(Records from a data collection)
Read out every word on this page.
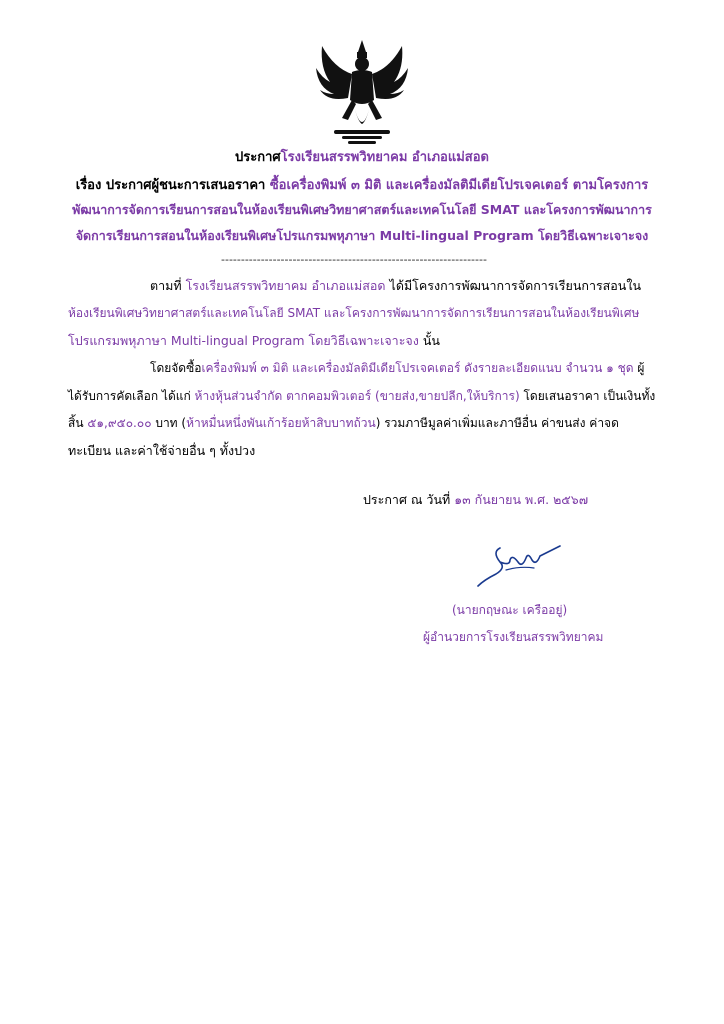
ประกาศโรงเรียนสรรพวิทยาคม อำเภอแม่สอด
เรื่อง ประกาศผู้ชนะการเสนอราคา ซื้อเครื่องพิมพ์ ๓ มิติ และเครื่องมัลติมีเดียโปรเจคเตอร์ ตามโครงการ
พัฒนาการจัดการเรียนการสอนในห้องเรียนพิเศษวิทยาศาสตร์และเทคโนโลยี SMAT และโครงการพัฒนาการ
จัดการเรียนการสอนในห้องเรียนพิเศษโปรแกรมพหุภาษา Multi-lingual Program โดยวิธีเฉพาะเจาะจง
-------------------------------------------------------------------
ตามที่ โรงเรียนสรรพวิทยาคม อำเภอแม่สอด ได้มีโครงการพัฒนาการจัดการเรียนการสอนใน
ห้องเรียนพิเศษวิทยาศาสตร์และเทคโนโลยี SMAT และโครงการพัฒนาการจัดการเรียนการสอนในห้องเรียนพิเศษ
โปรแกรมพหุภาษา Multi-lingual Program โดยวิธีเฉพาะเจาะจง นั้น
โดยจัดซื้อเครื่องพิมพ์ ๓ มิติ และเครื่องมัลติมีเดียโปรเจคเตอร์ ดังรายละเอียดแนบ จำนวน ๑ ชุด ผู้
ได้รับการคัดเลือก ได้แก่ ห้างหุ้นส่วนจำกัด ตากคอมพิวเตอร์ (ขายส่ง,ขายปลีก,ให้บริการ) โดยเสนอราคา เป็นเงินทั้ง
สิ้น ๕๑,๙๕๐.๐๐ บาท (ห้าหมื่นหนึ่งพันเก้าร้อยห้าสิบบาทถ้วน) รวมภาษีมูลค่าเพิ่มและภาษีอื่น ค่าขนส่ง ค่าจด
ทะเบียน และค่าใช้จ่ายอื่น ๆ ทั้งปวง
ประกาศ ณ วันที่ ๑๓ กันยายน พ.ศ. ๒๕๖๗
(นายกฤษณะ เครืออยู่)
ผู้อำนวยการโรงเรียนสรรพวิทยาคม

==

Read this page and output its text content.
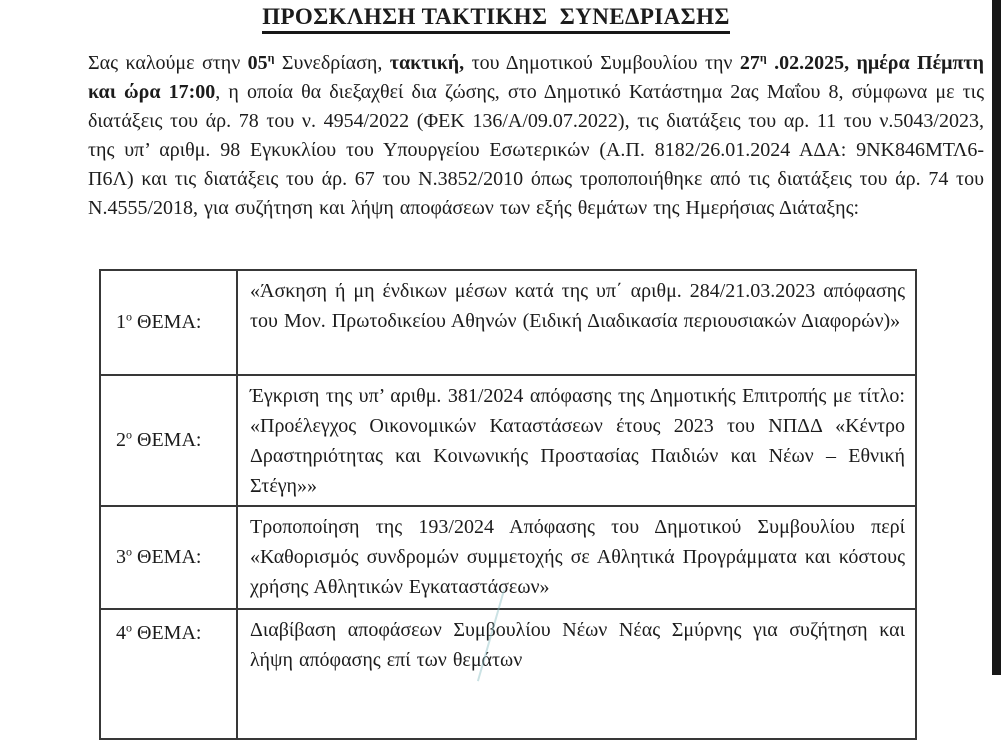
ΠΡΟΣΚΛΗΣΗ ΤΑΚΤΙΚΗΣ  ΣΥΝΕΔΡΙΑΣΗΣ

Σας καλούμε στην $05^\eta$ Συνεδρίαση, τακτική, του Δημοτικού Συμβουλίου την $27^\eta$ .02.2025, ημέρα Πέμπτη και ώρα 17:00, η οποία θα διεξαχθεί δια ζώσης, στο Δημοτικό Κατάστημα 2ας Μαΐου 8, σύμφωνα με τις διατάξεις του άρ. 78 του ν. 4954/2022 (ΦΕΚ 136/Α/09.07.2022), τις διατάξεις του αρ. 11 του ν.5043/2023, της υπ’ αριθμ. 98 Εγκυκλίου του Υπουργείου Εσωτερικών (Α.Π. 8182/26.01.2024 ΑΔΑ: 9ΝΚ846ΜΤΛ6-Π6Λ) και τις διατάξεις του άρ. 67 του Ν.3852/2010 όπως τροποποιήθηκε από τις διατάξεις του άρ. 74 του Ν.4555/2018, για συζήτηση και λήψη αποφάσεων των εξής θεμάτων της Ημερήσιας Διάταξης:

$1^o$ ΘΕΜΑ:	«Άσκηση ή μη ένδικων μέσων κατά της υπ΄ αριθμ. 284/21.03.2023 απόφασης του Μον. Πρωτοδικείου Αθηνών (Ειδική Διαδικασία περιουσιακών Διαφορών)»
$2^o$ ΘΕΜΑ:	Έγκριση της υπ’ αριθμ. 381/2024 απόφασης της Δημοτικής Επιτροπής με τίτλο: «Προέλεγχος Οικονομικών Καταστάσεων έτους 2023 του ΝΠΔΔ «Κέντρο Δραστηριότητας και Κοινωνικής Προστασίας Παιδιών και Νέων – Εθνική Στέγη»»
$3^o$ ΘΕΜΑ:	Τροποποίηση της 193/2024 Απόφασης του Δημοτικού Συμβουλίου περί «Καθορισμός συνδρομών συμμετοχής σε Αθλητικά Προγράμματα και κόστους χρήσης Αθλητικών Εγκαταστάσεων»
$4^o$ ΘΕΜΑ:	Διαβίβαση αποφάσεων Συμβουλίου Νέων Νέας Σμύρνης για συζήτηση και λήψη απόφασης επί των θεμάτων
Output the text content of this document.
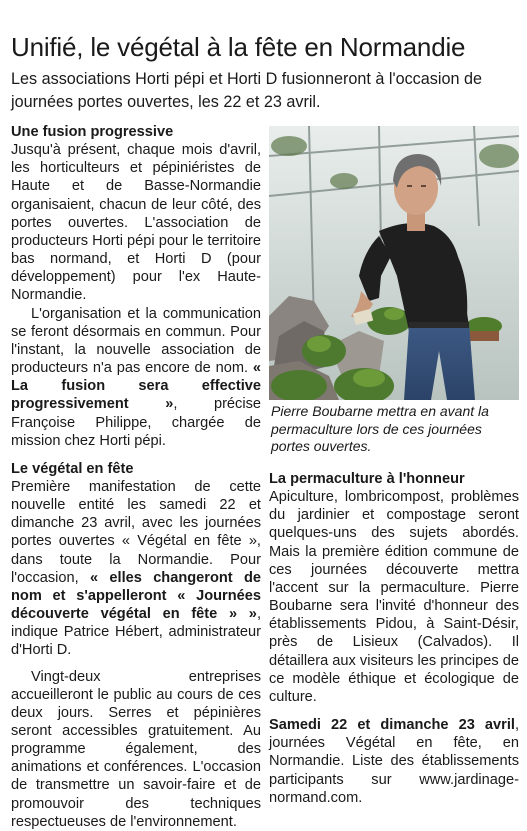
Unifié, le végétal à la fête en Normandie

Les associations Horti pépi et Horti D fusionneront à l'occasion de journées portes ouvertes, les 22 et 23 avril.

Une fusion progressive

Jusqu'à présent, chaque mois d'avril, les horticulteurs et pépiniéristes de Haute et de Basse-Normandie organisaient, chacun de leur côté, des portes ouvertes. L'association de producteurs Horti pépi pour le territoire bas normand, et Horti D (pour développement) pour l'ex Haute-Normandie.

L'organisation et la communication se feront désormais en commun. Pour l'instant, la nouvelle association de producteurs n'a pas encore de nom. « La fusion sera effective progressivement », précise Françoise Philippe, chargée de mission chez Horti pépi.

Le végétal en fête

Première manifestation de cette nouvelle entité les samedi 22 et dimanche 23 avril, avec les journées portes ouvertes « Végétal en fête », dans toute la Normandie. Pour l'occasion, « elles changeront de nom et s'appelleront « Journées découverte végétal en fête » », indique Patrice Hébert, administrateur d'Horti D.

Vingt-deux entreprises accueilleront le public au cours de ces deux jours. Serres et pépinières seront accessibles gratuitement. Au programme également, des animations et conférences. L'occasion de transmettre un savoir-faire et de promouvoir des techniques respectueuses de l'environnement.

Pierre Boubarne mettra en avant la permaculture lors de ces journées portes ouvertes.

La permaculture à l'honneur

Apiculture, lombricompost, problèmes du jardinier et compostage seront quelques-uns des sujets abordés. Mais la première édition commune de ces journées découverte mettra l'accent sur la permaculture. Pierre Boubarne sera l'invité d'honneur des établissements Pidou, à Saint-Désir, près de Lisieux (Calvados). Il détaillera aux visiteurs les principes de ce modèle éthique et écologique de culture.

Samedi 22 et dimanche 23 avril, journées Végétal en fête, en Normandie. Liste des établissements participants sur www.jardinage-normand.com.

...

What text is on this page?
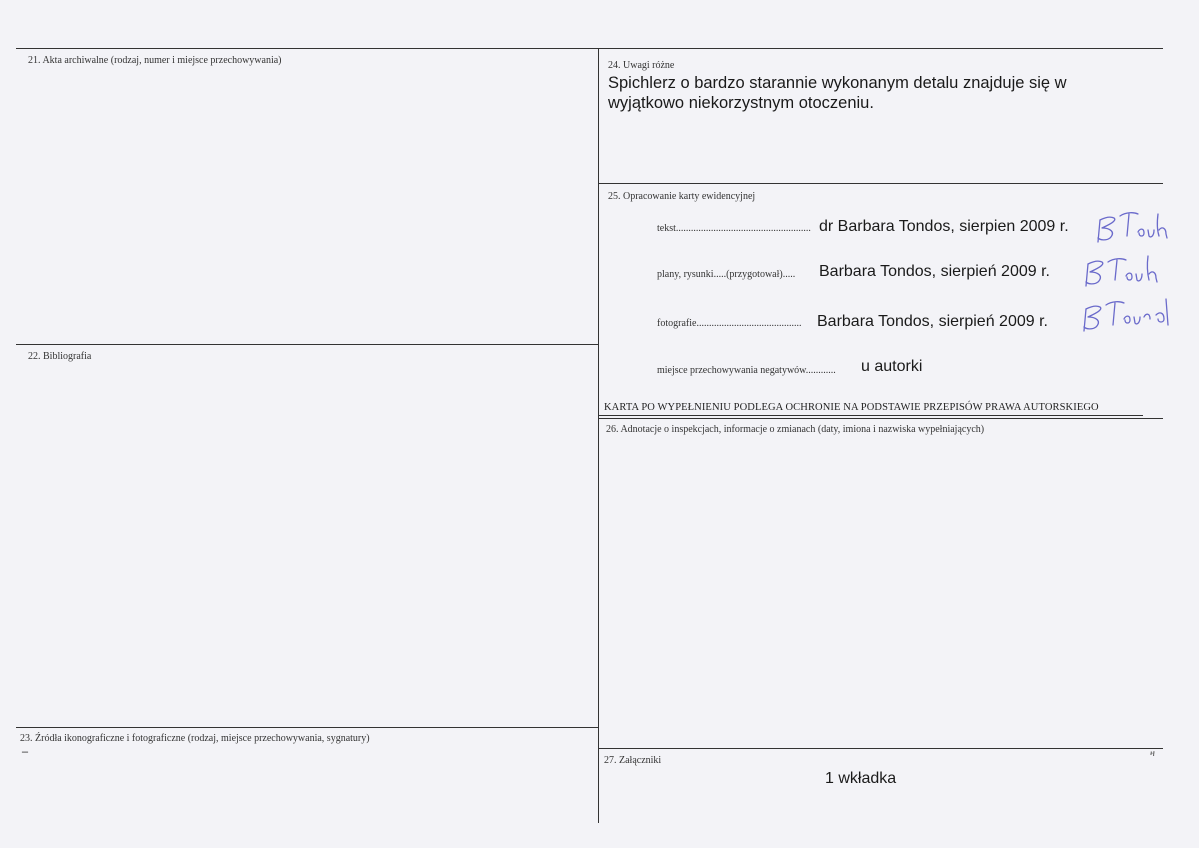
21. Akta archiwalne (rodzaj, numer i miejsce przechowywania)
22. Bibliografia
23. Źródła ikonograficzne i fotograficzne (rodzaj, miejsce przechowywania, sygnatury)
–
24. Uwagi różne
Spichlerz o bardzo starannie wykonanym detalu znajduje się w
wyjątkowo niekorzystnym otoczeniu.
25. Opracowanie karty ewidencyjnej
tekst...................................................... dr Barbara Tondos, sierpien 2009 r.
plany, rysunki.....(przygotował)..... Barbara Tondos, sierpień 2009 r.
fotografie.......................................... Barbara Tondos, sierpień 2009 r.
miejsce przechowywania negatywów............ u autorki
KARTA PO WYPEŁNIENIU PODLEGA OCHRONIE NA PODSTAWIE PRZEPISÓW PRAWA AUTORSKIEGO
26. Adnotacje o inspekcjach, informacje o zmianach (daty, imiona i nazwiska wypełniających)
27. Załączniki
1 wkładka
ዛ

■ YOUR GOAL
Identify every line where the string "ทยาศาสตร" appears.

■ TASK OUTPUT
พัฒนาการจัดการเรียนการสอนในห้องเรียนพิเศษวิทยาศาสตร์และเทคโนโลยี SMAT และโครงการพัฒนาการ
ห้องเรียนพิเศษวิทยาศาสตร์และเทคโนโลยี SMAT และโครงการพัฒนาการจัดการเรียนการสอนในห้องเรียนพิเศษ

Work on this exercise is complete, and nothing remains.